TO BE DONE: Your task is to output the entries below word for word.

SUPPLIED DATA:
— Start —

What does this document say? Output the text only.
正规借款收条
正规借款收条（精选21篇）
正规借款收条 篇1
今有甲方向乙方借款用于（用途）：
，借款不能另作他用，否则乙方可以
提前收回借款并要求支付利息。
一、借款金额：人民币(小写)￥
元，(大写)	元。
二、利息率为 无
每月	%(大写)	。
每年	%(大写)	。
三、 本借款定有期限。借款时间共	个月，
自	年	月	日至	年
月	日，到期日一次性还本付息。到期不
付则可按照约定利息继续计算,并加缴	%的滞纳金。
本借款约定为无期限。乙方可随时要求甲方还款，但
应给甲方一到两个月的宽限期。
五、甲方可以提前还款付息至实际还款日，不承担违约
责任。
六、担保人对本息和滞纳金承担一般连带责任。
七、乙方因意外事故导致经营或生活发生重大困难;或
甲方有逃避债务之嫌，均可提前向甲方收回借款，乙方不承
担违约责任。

— End —

EXERCISE RESULT:
What does this document say? Output the text only.
正规借款收条
正规借款收条（精选21篇）
正规借款收条 篇1
今有甲方向乙方借款用于（用途）：
，借款不能另作他用，否则乙方可以
提前收回借款并要求支付利息。
一、借款金额：人民币(小写)￥
元，(大写)	元。
二、利息率为 无
每月	%(大写)	。
每年	%(大写)	。
三、 本借款定有期限。借款时间共	个月，
自	年	月	日至	年
月	日，到期日一次性还本付息。到期不
付则可按照约定利息继续计算,并加缴	%的滞纳金。
本借款约定为无期限。乙方可随时要求甲方还款，但
应给甲方一到两个月的宽限期。
五、甲方可以提前还款付息至实际还款日，不承担违约
责任。
六、担保人对本息和滞纳金承担一般连带责任。
七、乙方因意外事故导致经营或生活发生重大困难;或
甲方有逃避债务之嫌，均可提前向甲方收回借款，乙方不承
担违约责任。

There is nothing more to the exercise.